Goal of the exercise: Copy every entry word for word, but skip the pictures.

Exercise input:
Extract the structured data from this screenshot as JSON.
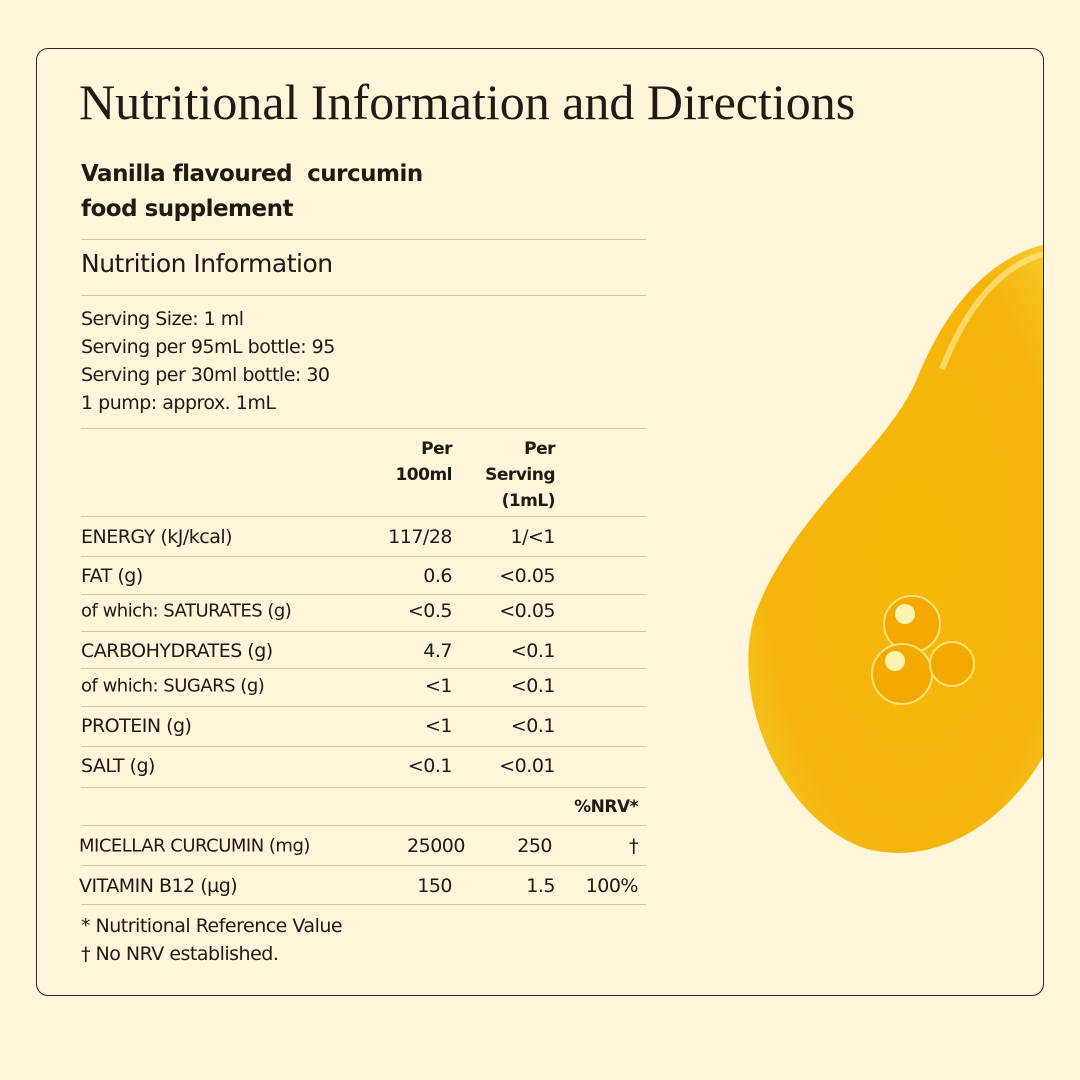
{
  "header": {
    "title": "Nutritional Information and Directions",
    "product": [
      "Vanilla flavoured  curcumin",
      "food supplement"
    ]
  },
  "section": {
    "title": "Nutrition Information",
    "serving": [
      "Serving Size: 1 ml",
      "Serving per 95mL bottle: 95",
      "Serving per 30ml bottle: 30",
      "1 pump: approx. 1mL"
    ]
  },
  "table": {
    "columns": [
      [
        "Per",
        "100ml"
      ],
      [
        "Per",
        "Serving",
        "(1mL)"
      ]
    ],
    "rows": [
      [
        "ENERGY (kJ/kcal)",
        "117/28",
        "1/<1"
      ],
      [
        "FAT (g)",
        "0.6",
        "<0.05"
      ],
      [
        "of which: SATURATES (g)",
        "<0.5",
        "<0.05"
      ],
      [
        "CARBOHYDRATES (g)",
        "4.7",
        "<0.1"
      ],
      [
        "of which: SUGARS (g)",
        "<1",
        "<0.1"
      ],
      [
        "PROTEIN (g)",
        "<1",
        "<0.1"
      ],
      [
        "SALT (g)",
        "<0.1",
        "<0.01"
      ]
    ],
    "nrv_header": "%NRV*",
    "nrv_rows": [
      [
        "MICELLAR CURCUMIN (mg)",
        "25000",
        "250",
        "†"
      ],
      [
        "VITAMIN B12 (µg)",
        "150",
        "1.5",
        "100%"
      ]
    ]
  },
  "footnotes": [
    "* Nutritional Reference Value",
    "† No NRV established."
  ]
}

Written answer:
Extract the structured data from this screenshot as JSON.
{
  "header": {
    "title": "Nutritional Information and Directions",
    "product": [
      "Vanilla flavoured  curcumin",
      "food supplement"
    ]
  },
  "section": {
    "title": "Nutrition Information",
    "serving": [
      "Serving Size: 1 ml",
      "Serving per 95mL bottle: 95",
      "Serving per 30ml bottle: 30",
      "1 pump: approx. 1mL"
    ]
  },
  "table": {
    "columns": [
      [
        "Per",
        "100ml"
      ],
      [
        "Per",
        "Serving",
        "(1mL)"
      ]
    ],
    "rows": [
      [
        "ENERGY (kJ/kcal)",
        "117/28",
        "1/<1"
      ],
      [
        "FAT (g)",
        "0.6",
        "<0.05"
      ],
      [
        "of which: SATURATES (g)",
        "<0.5",
        "<0.05"
      ],
      [
        "CARBOHYDRATES (g)",
        "4.7",
        "<0.1"
      ],
      [
        "of which: SUGARS (g)",
        "<1",
        "<0.1"
      ],
      [
        "PROTEIN (g)",
        "<1",
        "<0.1"
      ],
      [
        "SALT (g)",
        "<0.1",
        "<0.01"
      ]
    ],
    "nrv_header": "%NRV*",
    "nrv_rows": [
      [
        "MICELLAR CURCUMIN (mg)",
        "25000",
        "250",
        "†"
      ],
      [
        "VITAMIN B12 (µg)",
        "150",
        "1.5",
        "100%"
      ]
    ]
  },
  "footnotes": [
    "* Nutritional Reference Value",
    "† No NRV established."
  ]
}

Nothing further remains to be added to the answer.